___ Information shown ___

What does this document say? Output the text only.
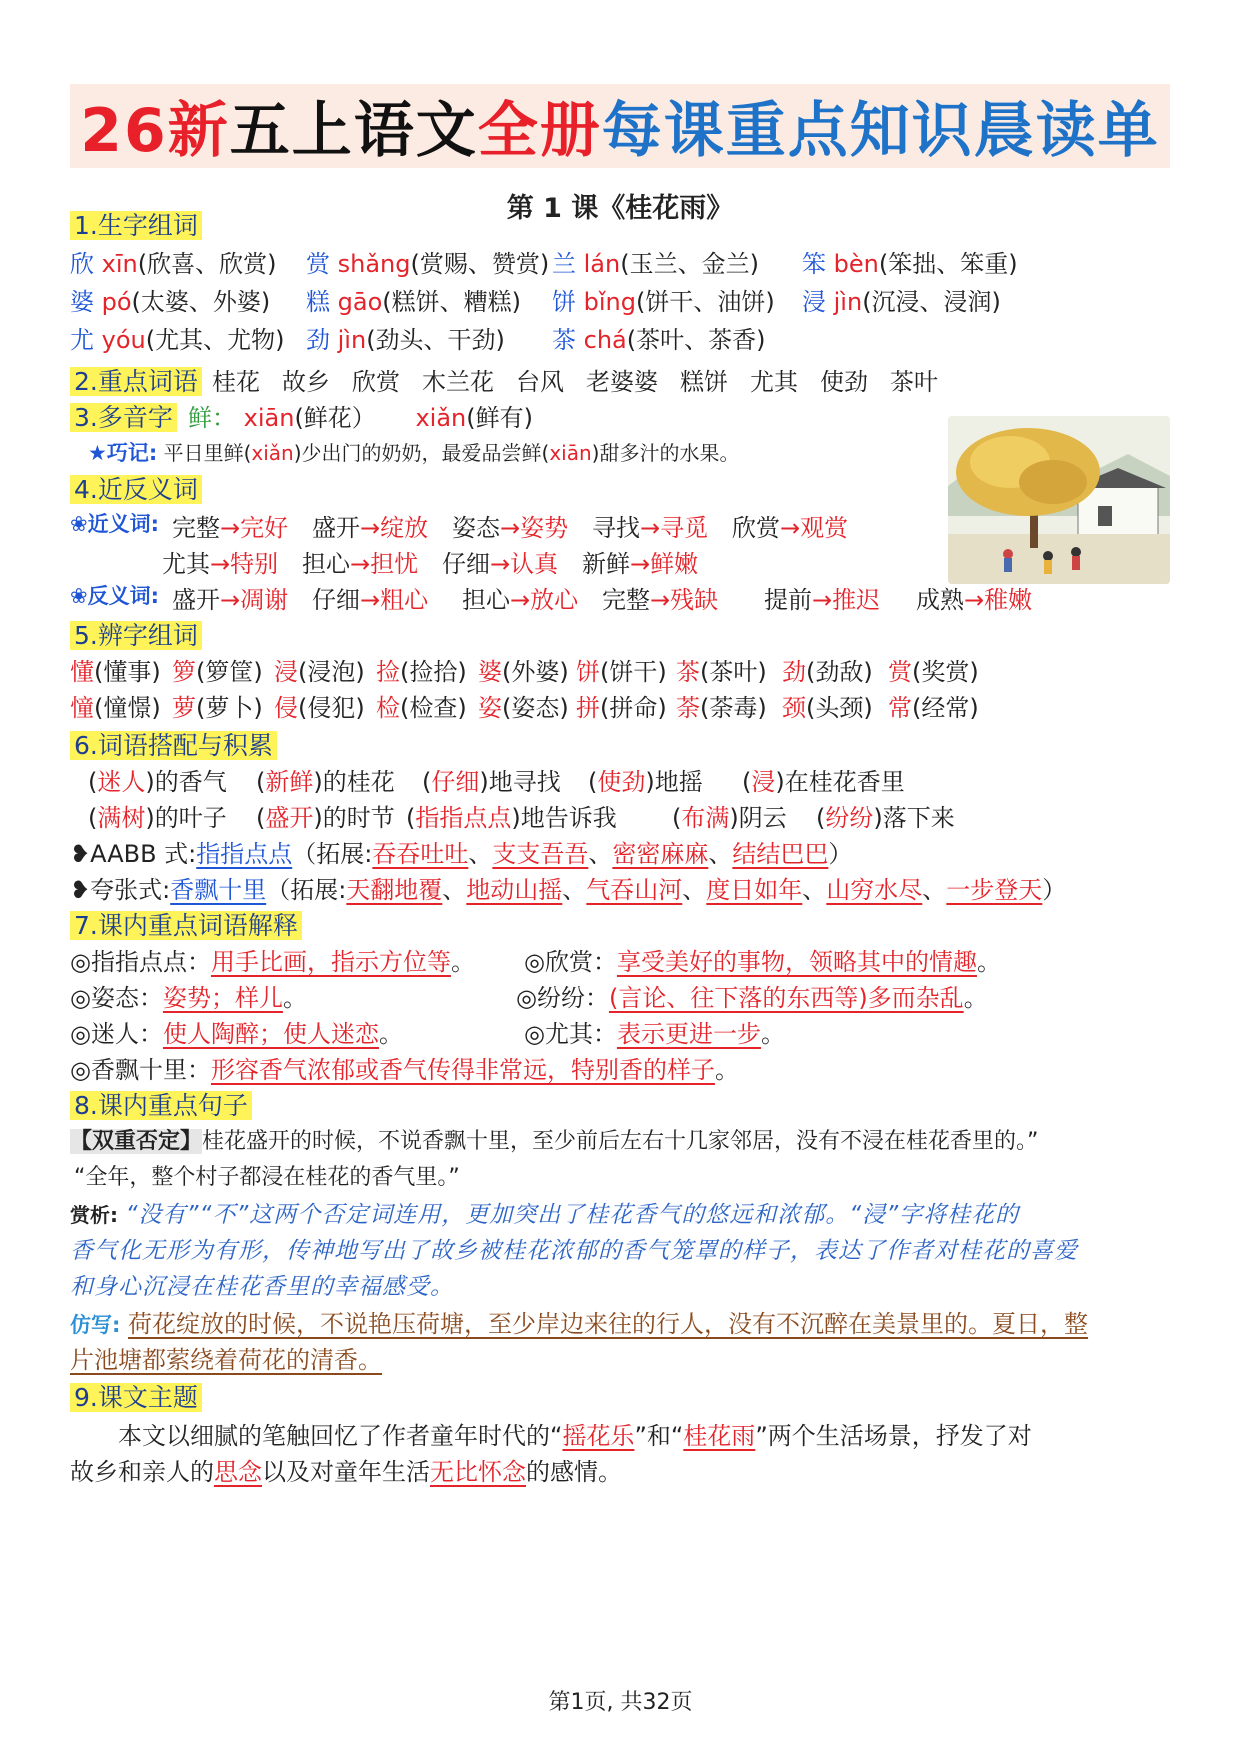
26新 五上语文 全册 每课重点知识晨读单
第 1 课《桂花雨》
1.生字组词
欣 xīn(欣喜、欣赏) 赏 shǎng(赏赐、赞赏) 兰 lán(玉兰、金兰) 笨 bèn(笨拙、笨重)
婆 pó(太婆、外婆) 糕 gāo(糕饼、糟糕) 饼 bǐng(饼干、油饼) 浸 jìn(沉浸、浸润)
尤 yóu(尤其、尤物) 劲 jìn(劲头、干劲) 茶 chá(茶叶、茶香)
2.重点词语 桂花 故乡 欣赏 木兰花 台风 老婆婆 糕饼 尤其 使劲 茶叶
3.多音字 鲜： xiān(鲜花） xiǎn(鲜有)
★巧记: 平日里鲜(xiǎn)少出门的奶奶，最爱品尝鲜(xiān)甜多汁的水果。
4.近反义词
❀近义词: 完整→完好 盛开→绽放 姿态→姿势 寻找→寻觅 欣赏→观赏
尤其→特别 担心→担忧 仔细→认真 新鲜→鲜嫩
❀反义词: 盛开→凋谢 仔细→粗心 担心→放心 完整→残缺 提前→推迟 成熟→稚嫩
5.辨字组词
懂(懂事) 箩(箩筐) 浸(浸泡) 捡(捡拾) 婆(外婆) 饼(饼干) 茶(茶叶) 劲(劲敌) 赏(奖赏)
憧(憧憬) 萝(萝卜) 侵(侵犯) 检(检查) 姿(姿态) 拼(拼命) 荼(荼毒) 颈(头颈) 常(经常)
6.词语搭配与积累
(迷人)的香气 (新鲜)的桂花 (仔细)地寻找 (使劲)地摇 (浸)在桂花香里
(满树)的叶子 (盛开)的时节 (指指点点)地告诉我 (布满)阴云 (纷纷)落下来
❥AABB 式:指指点点（拓展:吞吞吐吐、支支吾吾、密密麻麻、结结巴巴）
❥夸张式:香飘十里（拓展:天翻地覆、地动山摇、气吞山河、度日如年、山穷水尽、一步登天）
7.课内重点词语解释
◎指指点点：用手比画，指示方位等。 ◎欣赏：享受美好的事物，领略其中的情趣。
◎姿态：姿势；样儿。	◎纷纷：(言论、往下落的东西等)多而杂乱。
◎迷人：使人陶醉；使人迷恋。	◎尤其：表示更进一步。
◎香飘十里：形容香气浓郁或香气传得非常远，特别香的样子。
8.课内重点句子
【双重否定】桂花盛开的时候，不说香飘十里，至少前后左右十几家邻居，没有不浸在桂花香里的。”
“全年，整个村子都浸在桂花的香气里。”
赏析: “没有”“不”这两个否定词连用，更加突出了桂花香气的悠远和浓郁。“浸”字将桂花的
香气化无形为有形，传神地写出了故乡被桂花浓郁的香气笼罩的样子，表达了作者对桂花的喜爱
和身心沉浸在桂花香里的幸福感受。
仿写: 荷花绽放的时候，不说艳压荷塘，至少岸边来往的行人，没有不沉醉在美景里的。夏日，整
片池塘都萦绕着荷花的清香。
9.课文主题
本文以细腻的笔触回忆了作者童年时代的“摇花乐”和“桂花雨”两个生活场景，抒发了对
故乡和亲人的思念以及对童年生活无比怀念的感情。
第1页, 共32页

___

Extract the entries in full, exactly as they are, minus the pictures.

▶ Result for this task
What does this document say? Output the text only.
26新 五上语文 全册 每课重点知识晨读单
第 1 课《桂花雨》
1.生字组词
欣 xīn(欣喜、欣赏) 赏 shǎng(赏赐、赞赏) 兰 lán(玉兰、金兰) 笨 bèn(笨拙、笨重)
婆 pó(太婆、外婆) 糕 gāo(糕饼、糟糕) 饼 bǐng(饼干、油饼) 浸 jìn(沉浸、浸润)
尤 yóu(尤其、尤物) 劲 jìn(劲头、干劲) 茶 chá(茶叶、茶香)
2.重点词语 桂花 故乡 欣赏 木兰花 台风 老婆婆 糕饼 尤其 使劲 茶叶
3.多音字 鲜： xiān(鲜花） xiǎn(鲜有)
★巧记: 平日里鲜(xiǎn)少出门的奶奶，最爱品尝鲜(xiān)甜多汁的水果。
4.近反义词
❀近义词: 完整→完好 盛开→绽放 姿态→姿势 寻找→寻觅 欣赏→观赏
尤其→特别 担心→担忧 仔细→认真 新鲜→鲜嫩
❀反义词: 盛开→凋谢 仔细→粗心 担心→放心 完整→残缺 提前→推迟 成熟→稚嫩
5.辨字组词
懂(懂事) 箩(箩筐) 浸(浸泡) 捡(捡拾) 婆(外婆) 饼(饼干) 茶(茶叶) 劲(劲敌) 赏(奖赏)
憧(憧憬) 萝(萝卜) 侵(侵犯) 检(检查) 姿(姿态) 拼(拼命) 荼(荼毒) 颈(头颈) 常(经常)
6.词语搭配与积累
(迷人)的香气 (新鲜)的桂花 (仔细)地寻找 (使劲)地摇 (浸)在桂花香里
(满树)的叶子 (盛开)的时节 (指指点点)地告诉我 (布满)阴云 (纷纷)落下来
❥AABB 式:指指点点（拓展:吞吞吐吐、支支吾吾、密密麻麻、结结巴巴）
❥夸张式:香飘十里（拓展:天翻地覆、地动山摇、气吞山河、度日如年、山穷水尽、一步登天）
7.课内重点词语解释
◎指指点点：用手比画，指示方位等。 ◎欣赏：享受美好的事物，领略其中的情趣。
◎姿态：姿势；样儿。	◎纷纷：(言论、往下落的东西等)多而杂乱。
◎迷人：使人陶醉；使人迷恋。	◎尤其：表示更进一步。
◎香飘十里：形容香气浓郁或香气传得非常远，特别香的样子。
8.课内重点句子
【双重否定】桂花盛开的时候，不说香飘十里，至少前后左右十几家邻居，没有不浸在桂花香里的。”
“全年，整个村子都浸在桂花的香气里。”
赏析: “没有”“不”这两个否定词连用，更加突出了桂花香气的悠远和浓郁。“浸”字将桂花的
香气化无形为有形，传神地写出了故乡被桂花浓郁的香气笼罩的样子，表达了作者对桂花的喜爱
和身心沉浸在桂花香里的幸福感受。
仿写: 荷花绽放的时候，不说艳压荷塘，至少岸边来往的行人，没有不沉醉在美景里的。夏日，整
片池塘都萦绕着荷花的清香。
9.课文主题
本文以细腻的笔触回忆了作者童年时代的“摇花乐”和“桂花雨”两个生活场景，抒发了对
故乡和亲人的思念以及对童年生活无比怀念的感情。
第1页, 共32页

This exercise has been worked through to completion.